■ DATA FOR THIS EXERCISE
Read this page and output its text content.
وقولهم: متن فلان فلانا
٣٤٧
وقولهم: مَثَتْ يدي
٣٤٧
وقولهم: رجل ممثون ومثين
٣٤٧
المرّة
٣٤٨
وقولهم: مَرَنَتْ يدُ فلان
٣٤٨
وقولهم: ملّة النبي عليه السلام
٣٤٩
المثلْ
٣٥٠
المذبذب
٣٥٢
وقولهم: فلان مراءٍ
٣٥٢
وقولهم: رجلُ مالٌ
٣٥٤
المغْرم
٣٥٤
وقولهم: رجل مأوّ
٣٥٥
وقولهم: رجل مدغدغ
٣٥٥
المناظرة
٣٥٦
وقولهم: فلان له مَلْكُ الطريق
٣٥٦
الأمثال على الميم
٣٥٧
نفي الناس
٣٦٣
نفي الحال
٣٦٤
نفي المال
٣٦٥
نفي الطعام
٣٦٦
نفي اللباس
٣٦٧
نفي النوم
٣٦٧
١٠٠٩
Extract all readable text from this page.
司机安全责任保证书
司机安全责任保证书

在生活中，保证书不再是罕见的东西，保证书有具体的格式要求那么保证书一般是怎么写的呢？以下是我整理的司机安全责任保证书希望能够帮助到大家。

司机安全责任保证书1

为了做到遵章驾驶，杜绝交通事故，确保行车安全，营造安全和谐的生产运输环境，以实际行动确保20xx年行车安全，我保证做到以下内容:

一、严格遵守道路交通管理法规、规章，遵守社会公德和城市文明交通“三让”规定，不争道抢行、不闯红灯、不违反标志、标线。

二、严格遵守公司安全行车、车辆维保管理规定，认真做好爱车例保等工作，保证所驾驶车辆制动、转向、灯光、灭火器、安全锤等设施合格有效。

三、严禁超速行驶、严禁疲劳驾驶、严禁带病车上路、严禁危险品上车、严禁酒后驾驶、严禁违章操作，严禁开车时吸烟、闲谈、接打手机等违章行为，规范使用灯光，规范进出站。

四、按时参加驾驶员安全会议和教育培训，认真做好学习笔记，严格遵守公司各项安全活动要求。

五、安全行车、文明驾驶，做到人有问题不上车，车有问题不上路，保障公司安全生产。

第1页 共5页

■ GIVEN REQUEST
Every line from the line containing "Extract all readable text from this page." to the last line of the material above must be repeated exactly, and no other line.

■ RESULT FOR THIS EXERCISE
Extract all readable text from this page.
司机安全责任保证书
司机安全责任保证书

在生活中，保证书不再是罕见的东西，保证书有具体的格式要求那么保证书一般是怎么写的呢？以下是我整理的司机安全责任保证书希望能够帮助到大家。

司机安全责任保证书1

为了做到遵章驾驶，杜绝交通事故，确保行车安全，营造安全和谐的生产运输环境，以实际行动确保20xx年行车安全，我保证做到以下内容:

一、严格遵守道路交通管理法规、规章，遵守社会公德和城市文明交通“三让”规定，不争道抢行、不闯红灯、不违反标志、标线。

二、严格遵守公司安全行车、车辆维保管理规定，认真做好爱车例保等工作，保证所驾驶车辆制动、转向、灯光、灭火器、安全锤等设施合格有效。

三、严禁超速行驶、严禁疲劳驾驶、严禁带病车上路、严禁危险品上车、严禁酒后驾驶、严禁违章操作，严禁开车时吸烟、闲谈、接打手机等违章行为，规范使用灯光，规范进出站。

四、按时参加驾驶员安全会议和教育培训，认真做好学习笔记，严格遵守公司各项安全活动要求。

五、安全行车、文明驾驶，做到人有问题不上车，车有问题不上路，保障公司安全生产。

第1页 共5页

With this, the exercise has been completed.